> **THE INPUT**
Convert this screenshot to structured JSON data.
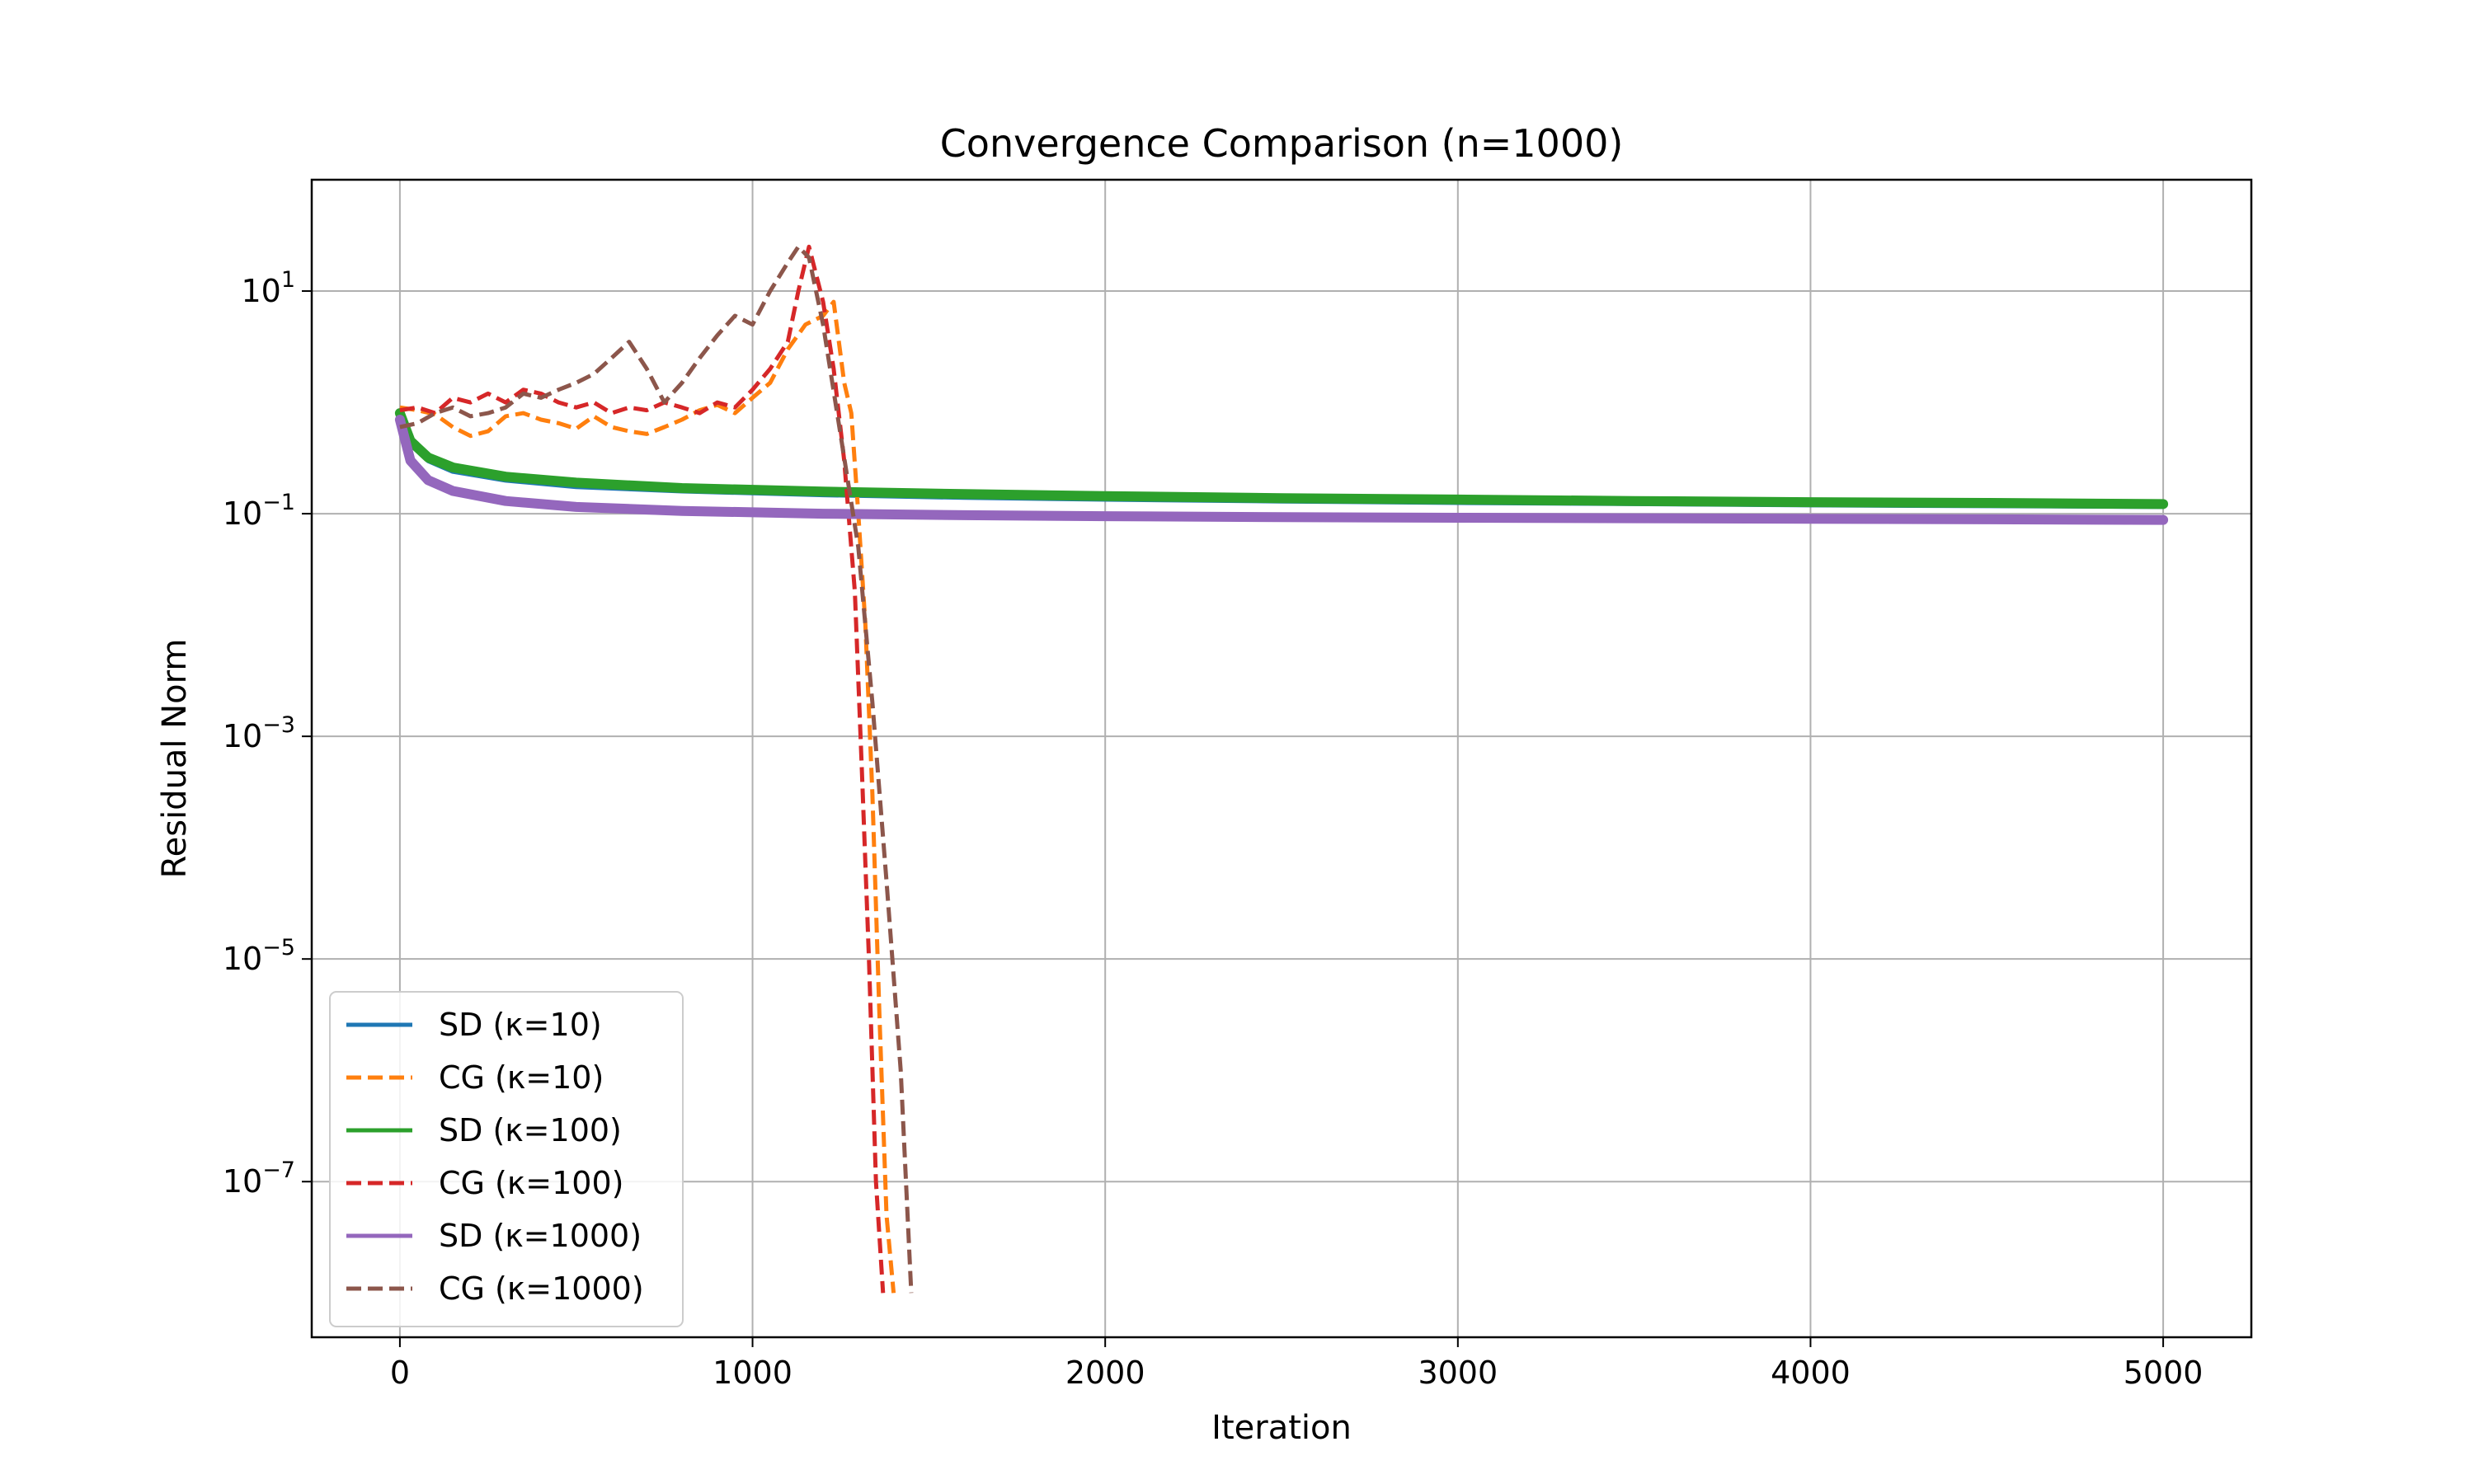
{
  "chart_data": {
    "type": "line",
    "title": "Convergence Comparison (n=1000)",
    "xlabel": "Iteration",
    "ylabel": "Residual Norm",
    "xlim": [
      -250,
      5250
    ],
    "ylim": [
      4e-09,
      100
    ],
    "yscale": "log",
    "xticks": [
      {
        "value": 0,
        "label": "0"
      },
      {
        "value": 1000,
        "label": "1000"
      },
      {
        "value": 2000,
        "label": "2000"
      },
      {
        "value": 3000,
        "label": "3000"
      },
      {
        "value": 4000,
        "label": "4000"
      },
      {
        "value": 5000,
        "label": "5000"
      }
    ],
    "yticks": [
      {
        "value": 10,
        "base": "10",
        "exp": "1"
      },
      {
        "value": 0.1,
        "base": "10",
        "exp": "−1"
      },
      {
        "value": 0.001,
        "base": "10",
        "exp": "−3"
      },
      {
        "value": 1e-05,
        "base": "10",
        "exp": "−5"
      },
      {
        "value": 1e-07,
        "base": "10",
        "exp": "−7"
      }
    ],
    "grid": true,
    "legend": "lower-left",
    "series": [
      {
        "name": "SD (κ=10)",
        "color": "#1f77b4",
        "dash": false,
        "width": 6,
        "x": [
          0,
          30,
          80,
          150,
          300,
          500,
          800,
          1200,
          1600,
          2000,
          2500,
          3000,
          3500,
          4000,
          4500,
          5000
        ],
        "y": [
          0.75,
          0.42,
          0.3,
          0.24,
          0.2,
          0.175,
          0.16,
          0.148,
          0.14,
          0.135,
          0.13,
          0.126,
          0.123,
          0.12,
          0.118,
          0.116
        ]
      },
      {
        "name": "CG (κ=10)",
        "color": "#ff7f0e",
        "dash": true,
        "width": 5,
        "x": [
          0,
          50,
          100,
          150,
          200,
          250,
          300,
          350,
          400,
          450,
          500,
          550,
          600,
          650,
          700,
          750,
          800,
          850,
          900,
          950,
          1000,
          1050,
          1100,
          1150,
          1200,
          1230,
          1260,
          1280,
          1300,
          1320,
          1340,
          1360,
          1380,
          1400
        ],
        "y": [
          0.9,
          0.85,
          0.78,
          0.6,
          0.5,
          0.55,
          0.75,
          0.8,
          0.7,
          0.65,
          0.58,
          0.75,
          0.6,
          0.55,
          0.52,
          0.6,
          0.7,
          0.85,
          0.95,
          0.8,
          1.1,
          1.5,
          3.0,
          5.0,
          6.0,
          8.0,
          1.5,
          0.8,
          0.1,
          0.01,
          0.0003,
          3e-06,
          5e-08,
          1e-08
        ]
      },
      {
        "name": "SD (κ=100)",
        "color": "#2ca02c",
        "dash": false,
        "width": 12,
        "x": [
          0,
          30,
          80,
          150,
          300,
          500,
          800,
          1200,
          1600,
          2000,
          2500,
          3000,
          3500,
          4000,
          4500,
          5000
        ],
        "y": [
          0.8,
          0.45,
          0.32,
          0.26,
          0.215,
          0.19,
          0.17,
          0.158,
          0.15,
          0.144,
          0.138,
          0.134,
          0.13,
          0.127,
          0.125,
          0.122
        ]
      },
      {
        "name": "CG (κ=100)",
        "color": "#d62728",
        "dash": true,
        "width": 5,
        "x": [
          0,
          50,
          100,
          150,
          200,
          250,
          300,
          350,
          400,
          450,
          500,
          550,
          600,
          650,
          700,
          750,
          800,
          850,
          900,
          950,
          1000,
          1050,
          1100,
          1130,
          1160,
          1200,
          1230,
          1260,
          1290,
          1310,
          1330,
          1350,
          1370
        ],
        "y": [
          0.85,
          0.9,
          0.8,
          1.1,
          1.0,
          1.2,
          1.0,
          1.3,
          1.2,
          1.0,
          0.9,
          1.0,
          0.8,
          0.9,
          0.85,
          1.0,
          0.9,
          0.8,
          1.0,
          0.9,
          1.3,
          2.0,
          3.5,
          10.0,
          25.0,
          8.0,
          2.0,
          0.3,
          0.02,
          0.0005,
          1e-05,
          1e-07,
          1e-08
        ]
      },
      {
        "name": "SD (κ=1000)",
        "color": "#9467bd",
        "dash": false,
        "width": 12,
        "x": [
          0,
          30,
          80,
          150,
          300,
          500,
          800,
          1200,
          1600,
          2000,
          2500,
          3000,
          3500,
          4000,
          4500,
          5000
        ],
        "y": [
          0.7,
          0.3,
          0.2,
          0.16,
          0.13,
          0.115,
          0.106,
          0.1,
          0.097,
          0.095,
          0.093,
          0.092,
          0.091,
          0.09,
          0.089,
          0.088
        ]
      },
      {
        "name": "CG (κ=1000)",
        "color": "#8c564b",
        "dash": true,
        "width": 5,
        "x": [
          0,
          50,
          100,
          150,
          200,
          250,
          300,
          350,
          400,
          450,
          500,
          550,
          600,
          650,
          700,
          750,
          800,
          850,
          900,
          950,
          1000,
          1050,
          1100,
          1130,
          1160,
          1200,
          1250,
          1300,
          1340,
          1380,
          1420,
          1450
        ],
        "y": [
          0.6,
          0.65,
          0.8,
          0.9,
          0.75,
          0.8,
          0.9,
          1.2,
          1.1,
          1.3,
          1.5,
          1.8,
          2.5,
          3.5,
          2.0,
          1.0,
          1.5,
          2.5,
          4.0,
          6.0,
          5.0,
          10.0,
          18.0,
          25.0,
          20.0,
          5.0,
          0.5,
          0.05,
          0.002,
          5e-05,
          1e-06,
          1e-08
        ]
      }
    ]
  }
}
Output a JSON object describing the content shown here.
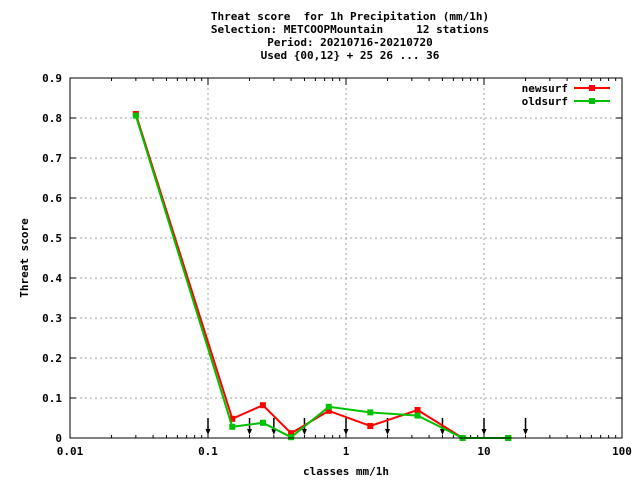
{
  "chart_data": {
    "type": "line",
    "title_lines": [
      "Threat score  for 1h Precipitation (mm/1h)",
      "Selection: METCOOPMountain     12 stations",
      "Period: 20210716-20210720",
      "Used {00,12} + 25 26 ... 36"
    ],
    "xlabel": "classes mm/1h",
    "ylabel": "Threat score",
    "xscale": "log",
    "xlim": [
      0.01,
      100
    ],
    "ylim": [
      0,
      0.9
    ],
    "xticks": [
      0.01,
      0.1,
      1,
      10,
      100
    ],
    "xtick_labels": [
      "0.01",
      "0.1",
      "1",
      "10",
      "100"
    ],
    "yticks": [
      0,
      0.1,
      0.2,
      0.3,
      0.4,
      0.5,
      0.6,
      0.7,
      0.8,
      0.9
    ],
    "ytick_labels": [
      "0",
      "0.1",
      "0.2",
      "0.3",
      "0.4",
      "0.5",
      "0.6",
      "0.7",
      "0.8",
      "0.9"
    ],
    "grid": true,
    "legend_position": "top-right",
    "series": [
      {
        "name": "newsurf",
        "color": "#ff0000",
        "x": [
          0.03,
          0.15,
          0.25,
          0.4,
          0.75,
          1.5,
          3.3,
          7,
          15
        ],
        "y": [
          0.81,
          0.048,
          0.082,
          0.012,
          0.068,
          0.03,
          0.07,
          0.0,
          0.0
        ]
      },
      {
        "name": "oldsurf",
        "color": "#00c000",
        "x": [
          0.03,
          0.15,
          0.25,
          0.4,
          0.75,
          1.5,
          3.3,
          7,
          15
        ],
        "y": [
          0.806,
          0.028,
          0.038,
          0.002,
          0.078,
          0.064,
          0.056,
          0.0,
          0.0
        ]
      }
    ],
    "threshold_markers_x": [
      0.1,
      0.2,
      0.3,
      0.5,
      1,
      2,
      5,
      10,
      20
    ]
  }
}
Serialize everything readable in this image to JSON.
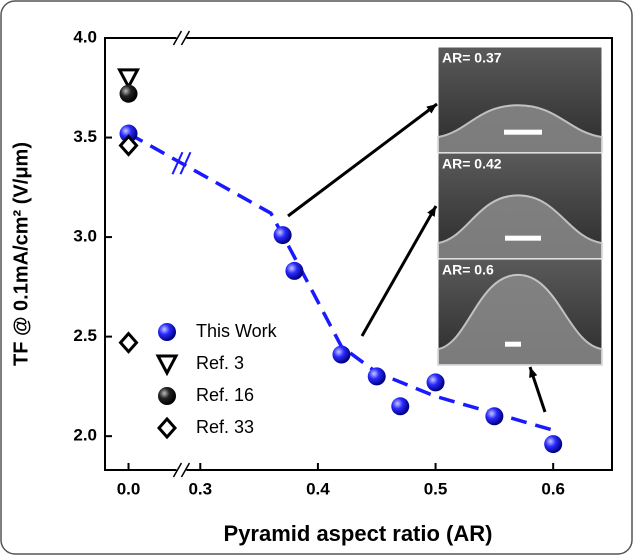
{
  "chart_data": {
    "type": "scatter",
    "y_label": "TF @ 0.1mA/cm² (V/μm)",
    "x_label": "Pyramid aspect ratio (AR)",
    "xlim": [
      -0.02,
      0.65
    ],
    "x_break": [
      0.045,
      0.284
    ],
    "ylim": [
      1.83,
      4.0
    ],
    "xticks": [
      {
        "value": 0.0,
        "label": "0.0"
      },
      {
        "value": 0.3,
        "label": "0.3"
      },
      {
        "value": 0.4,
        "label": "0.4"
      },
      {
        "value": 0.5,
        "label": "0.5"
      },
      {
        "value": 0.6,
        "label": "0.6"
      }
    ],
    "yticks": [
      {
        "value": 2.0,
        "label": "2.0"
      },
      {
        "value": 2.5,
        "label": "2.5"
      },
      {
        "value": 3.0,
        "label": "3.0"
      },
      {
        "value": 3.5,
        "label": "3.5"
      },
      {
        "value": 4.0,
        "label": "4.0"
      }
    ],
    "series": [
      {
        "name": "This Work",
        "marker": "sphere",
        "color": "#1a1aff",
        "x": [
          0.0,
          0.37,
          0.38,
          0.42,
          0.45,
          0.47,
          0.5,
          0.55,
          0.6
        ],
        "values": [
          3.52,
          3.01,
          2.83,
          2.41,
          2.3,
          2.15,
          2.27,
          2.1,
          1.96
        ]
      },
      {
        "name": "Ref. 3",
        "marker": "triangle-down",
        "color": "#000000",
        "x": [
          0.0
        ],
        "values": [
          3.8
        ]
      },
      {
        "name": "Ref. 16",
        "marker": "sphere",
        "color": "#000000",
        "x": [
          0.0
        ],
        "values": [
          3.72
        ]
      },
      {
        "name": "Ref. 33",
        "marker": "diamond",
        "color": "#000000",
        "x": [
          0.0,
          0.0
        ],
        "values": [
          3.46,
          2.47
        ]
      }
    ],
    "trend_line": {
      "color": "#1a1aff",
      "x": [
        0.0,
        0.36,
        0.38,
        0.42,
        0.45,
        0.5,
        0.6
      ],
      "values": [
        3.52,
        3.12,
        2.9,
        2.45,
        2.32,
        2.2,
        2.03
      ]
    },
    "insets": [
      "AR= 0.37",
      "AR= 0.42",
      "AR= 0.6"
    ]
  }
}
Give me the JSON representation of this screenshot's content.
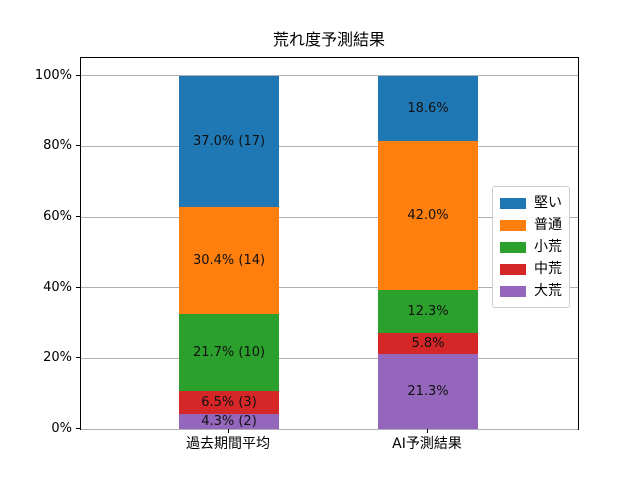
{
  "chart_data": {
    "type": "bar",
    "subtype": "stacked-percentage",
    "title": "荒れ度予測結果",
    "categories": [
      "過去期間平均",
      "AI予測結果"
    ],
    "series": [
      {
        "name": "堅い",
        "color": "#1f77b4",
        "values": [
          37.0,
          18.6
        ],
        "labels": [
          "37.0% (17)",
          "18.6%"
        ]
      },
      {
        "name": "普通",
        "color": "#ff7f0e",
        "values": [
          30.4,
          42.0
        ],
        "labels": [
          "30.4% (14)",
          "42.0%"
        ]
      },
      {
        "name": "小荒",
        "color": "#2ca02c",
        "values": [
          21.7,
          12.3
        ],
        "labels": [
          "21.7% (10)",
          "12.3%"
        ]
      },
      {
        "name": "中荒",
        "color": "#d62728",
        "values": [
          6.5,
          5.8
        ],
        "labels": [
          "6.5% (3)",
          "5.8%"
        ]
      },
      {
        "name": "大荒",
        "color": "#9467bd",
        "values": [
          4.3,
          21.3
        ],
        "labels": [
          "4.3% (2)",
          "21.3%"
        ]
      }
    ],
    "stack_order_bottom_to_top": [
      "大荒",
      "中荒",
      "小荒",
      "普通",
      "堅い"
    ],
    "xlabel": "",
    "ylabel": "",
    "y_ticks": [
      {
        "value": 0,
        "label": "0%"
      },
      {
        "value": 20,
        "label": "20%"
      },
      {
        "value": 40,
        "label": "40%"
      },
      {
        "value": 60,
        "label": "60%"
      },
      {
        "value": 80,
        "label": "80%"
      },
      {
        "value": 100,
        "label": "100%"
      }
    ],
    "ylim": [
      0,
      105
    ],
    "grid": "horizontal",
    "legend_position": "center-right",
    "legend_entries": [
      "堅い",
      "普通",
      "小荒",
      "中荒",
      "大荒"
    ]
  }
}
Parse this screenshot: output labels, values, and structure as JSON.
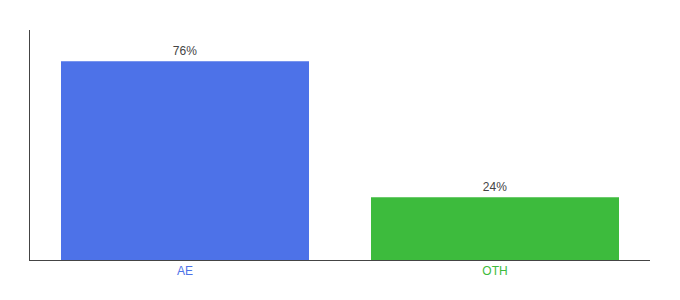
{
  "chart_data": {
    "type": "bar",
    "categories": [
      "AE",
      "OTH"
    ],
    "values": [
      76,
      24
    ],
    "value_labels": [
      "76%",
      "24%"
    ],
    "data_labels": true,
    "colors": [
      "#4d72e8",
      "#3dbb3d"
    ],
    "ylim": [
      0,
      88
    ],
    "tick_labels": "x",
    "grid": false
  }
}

> **GIVEN PROBLEM**
Quote, without alteration, the lines running from the line containing "Parse this screenshot: output" to the last line of the entries, and include no pictures.

> **EXERCISE OUTPUT**
Parse this screenshot: output labels, values, and structure as JSON.
{
  "chart_data": {
    "type": "bar",
    "categories": [
      "AE",
      "OTH"
    ],
    "values": [
      76,
      24
    ],
    "value_labels": [
      "76%",
      "24%"
    ],
    "data_labels": true,
    "colors": [
      "#4d72e8",
      "#3dbb3d"
    ],
    "ylim": [
      0,
      88
    ],
    "tick_labels": "x",
    "grid": false
  }
}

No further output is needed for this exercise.